Task objective:
Among the records that follow, how many lines contain the word "title"? Give the number and no other words.

== Data

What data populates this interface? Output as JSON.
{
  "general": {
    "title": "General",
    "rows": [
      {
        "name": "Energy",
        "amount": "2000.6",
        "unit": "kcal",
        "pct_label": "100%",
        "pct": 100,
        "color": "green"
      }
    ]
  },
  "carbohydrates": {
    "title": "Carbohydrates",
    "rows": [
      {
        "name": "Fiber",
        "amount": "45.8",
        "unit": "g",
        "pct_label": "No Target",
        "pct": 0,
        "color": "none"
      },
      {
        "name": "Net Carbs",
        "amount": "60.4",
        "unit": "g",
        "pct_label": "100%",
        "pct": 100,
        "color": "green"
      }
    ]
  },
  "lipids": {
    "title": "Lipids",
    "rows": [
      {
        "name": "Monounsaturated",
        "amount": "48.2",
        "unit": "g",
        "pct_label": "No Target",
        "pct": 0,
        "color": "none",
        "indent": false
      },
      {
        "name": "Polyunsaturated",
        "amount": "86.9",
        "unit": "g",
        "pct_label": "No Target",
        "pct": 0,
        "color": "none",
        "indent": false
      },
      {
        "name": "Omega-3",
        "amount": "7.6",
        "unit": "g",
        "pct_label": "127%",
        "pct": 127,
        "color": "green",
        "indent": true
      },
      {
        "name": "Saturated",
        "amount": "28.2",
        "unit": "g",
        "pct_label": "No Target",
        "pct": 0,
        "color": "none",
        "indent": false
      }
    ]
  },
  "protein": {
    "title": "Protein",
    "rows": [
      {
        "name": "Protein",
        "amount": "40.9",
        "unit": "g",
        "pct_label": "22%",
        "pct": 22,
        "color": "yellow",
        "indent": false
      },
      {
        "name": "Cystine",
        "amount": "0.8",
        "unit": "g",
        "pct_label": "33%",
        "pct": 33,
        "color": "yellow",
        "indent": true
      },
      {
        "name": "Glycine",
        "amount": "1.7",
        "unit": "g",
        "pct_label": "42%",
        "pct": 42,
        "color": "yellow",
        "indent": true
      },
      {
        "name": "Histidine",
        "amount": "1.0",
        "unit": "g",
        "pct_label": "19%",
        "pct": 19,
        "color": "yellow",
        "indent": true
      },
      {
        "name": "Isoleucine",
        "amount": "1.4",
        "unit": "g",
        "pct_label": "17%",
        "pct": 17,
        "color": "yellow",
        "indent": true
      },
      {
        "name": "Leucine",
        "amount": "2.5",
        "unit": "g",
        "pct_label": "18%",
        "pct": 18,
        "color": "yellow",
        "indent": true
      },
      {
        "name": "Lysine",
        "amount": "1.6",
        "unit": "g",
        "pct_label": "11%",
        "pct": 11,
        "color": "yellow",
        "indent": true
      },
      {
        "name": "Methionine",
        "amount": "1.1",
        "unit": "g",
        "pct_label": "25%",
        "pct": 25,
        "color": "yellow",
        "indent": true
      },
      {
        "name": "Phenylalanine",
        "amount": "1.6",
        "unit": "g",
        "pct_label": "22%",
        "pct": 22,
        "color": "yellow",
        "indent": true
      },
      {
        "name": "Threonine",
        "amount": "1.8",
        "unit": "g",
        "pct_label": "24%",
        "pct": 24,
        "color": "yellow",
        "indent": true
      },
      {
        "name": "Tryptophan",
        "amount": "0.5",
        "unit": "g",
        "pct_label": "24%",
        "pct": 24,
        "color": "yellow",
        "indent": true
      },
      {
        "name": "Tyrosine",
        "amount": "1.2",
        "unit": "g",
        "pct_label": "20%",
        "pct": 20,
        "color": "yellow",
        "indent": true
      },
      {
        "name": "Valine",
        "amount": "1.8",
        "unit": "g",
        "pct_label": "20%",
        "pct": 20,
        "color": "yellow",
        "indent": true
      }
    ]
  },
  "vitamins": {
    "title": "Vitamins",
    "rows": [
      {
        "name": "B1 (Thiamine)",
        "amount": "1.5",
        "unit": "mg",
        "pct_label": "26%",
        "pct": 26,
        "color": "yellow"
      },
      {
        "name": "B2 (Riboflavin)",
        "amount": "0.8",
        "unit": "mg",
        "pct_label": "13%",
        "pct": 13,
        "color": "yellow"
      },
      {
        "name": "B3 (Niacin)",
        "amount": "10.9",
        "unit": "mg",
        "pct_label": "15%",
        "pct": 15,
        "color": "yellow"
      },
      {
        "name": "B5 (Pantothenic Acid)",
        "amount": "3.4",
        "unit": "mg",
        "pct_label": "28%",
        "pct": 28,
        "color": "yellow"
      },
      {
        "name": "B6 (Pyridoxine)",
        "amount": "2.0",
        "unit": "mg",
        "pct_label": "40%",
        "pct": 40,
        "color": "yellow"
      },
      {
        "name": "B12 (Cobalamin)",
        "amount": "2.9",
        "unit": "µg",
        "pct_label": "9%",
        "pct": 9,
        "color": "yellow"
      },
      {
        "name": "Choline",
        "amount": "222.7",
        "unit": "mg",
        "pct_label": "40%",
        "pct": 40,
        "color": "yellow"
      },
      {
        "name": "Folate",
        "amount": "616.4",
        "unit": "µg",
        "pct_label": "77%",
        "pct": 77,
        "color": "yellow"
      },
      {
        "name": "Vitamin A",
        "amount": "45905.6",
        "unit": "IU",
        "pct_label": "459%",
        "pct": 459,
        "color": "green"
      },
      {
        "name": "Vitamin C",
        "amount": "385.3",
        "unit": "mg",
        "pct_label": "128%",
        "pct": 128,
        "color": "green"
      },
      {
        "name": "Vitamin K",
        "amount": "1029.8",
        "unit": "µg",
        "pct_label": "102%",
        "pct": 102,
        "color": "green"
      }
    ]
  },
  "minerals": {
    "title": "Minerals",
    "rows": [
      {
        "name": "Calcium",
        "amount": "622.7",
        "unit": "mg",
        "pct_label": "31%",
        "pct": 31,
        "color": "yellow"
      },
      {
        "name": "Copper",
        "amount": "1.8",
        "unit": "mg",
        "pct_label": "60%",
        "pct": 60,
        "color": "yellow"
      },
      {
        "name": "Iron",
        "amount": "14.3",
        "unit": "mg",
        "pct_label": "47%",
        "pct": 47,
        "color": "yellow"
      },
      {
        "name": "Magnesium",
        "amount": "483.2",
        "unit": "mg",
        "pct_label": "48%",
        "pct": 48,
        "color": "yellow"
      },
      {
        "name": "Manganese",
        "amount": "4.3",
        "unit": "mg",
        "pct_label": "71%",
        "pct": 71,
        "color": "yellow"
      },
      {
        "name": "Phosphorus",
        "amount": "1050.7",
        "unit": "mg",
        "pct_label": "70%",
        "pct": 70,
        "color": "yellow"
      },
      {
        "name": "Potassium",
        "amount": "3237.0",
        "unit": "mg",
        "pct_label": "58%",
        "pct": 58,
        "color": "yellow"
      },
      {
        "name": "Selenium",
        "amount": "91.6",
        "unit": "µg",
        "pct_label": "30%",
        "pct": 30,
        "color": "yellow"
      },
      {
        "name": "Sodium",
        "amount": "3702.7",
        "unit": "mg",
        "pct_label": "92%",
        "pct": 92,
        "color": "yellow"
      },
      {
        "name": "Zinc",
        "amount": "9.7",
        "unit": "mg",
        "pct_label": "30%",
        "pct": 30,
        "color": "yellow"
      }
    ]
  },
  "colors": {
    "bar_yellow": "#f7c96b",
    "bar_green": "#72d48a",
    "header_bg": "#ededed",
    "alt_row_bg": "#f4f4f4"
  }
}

====

Response area:
6